# The problem
Send back all the data below, exactly as given.

(begin)

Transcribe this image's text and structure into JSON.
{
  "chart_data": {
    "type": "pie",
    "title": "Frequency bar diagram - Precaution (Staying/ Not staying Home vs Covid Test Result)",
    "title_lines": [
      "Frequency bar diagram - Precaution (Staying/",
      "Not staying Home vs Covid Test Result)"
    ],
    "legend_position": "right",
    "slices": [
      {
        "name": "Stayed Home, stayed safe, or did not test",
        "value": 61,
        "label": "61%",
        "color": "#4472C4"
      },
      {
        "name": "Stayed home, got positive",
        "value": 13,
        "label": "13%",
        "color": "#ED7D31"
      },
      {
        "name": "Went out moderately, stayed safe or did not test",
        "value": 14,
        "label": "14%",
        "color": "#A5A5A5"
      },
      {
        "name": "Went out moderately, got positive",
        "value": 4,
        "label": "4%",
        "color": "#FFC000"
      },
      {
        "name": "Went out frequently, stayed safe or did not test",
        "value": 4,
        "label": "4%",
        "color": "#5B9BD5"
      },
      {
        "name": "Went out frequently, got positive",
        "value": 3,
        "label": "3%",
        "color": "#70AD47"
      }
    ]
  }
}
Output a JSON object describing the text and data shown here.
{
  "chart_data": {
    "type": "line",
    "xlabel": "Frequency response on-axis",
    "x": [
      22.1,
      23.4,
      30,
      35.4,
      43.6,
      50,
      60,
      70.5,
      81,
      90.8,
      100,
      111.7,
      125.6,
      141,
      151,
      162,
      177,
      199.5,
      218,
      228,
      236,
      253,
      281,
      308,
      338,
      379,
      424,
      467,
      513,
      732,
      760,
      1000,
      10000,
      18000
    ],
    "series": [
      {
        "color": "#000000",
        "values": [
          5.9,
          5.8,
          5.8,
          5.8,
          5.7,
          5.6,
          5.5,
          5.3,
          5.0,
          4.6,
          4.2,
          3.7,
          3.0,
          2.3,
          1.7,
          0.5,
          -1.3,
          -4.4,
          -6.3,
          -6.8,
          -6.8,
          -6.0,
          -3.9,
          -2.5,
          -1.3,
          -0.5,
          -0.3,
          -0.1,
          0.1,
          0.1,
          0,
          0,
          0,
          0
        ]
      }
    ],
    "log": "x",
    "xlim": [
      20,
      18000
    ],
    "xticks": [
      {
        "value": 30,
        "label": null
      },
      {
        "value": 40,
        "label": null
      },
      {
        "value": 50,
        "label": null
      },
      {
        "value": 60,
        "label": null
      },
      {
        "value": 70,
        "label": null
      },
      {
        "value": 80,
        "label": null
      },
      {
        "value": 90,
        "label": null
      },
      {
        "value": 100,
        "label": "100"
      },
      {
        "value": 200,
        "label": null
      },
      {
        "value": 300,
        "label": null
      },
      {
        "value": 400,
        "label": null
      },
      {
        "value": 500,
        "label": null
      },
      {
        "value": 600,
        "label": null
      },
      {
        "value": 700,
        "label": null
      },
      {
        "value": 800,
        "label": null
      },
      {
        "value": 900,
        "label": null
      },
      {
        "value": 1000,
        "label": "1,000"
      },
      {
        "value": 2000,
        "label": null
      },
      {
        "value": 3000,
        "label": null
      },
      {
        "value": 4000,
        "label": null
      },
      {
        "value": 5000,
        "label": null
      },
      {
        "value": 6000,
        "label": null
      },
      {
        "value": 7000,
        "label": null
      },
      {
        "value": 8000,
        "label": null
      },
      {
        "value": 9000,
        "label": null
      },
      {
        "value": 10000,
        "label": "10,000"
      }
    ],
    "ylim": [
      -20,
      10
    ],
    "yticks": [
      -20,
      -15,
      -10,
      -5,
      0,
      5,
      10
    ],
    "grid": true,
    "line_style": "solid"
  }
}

(end)

# Solution to the problem
Transcribe this image's text and structure into JSON.
{
  "chart_data": {
    "type": "pie",
    "title": "Frequency bar diagram - Precaution (Staying/ Not staying Home vs Covid Test Result)",
    "title_lines": [
      "Frequency bar diagram - Precaution (Staying/",
      "Not staying Home vs Covid Test Result)"
    ],
    "legend_position": "right",
    "slices": [
      {
        "name": "Stayed Home, stayed safe, or did not test",
        "value": 61,
        "label": "61%",
        "color": "#4472C4"
      },
      {
        "name": "Stayed home, got positive",
        "value": 13,
        "label": "13%",
        "color": "#ED7D31"
      },
      {
        "name": "Went out moderately, stayed safe or did not test",
        "value": 14,
        "label": "14%",
        "color": "#A5A5A5"
      },
      {
        "name": "Went out moderately, got positive",
        "value": 4,
        "label": "4%",
        "color": "#FFC000"
      },
      {
        "name": "Went out frequently, stayed safe or did not test",
        "value": 4,
        "label": "4%",
        "color": "#5B9BD5"
      },
      {
        "name": "Went out frequently, got positive",
        "value": 3,
        "label": "3%",
        "color": "#70AD47"
      }
    ]
  }
}
Output a JSON object describing the text and data shown here.
{
  "chart_data": {
    "type": "line",
    "xlabel": "Frequency response on-axis",
    "x": [
      22.1,
      23.4,
      30,
      35.4,
      43.6,
      50,
      60,
      70.5,
      81,
      90.8,
      100,
      111.7,
      125.6,
      141,
      151,
      162,
      177,
      199.5,
      218,
      228,
      236,
      253,
      281,
      308,
      338,
      379,
      424,
      467,
      513,
      732,
      760,
      1000,
      10000,
      18000
    ],
    "series": [
      {
        "color": "#000000",
        "values": [
          5.9,
          5.8,
          5.8,
          5.8,
          5.7,
          5.6,
          5.5,
          5.3,
          5.0,
          4.6,
          4.2,
          3.7,
          3.0,
          2.3,
          1.7,
          0.5,
          -1.3,
          -4.4,
          -6.3,
          -6.8,
          -6.8,
          -6.0,
          -3.9,
          -2.5,
          -1.3,
          -0.5,
          -0.3,
          -0.1,
          0.1,
          0.1,
          0,
          0,
          0,
          0
        ]
      }
    ],
    "log": "x",
    "xlim": [
      20,
      18000
    ],
    "xticks": [
      {
        "value": 30,
        "label": null
      },
      {
        "value": 40,
        "label": null
      },
      {
        "value": 50,
        "label": null
      },
      {
        "value": 60,
        "label": null
      },
      {
        "value": 70,
        "label": null
      },
      {
        "value": 80,
        "label": null
      },
      {
        "value": 90,
        "label": null
      },
      {
        "value": 100,
        "label": "100"
      },
      {
        "value": 200,
        "label": null
      },
      {
        "value": 300,
        "label": null
      },
      {
        "value": 400,
        "label": null
      },
      {
        "value": 500,
        "label": null
      },
      {
        "value": 600,
        "label": null
      },
      {
        "value": 700,
        "label": null
      },
      {
        "value": 800,
        "label": null
      },
      {
        "value": 900,
        "label": null
      },
      {
        "value": 1000,
        "label": "1,000"
      },
      {
        "value": 2000,
        "label": null
      },
      {
        "value": 3000,
        "label": null
      },
      {
        "value": 4000,
        "label": null
      },
      {
        "value": 5000,
        "label": null
      },
      {
        "value": 6000,
        "label": null
      },
      {
        "value": 7000,
        "label": null
      },
      {
        "value": 8000,
        "label": null
      },
      {
        "value": 9000,
        "label": null
      },
      {
        "value": 10000,
        "label": "10,000"
      }
    ],
    "ylim": [
      -20,
      10
    ],
    "yticks": [
      -20,
      -15,
      -10,
      -5,
      0,
      5,
      10
    ],
    "grid": true,
    "line_style": "solid"
  }
}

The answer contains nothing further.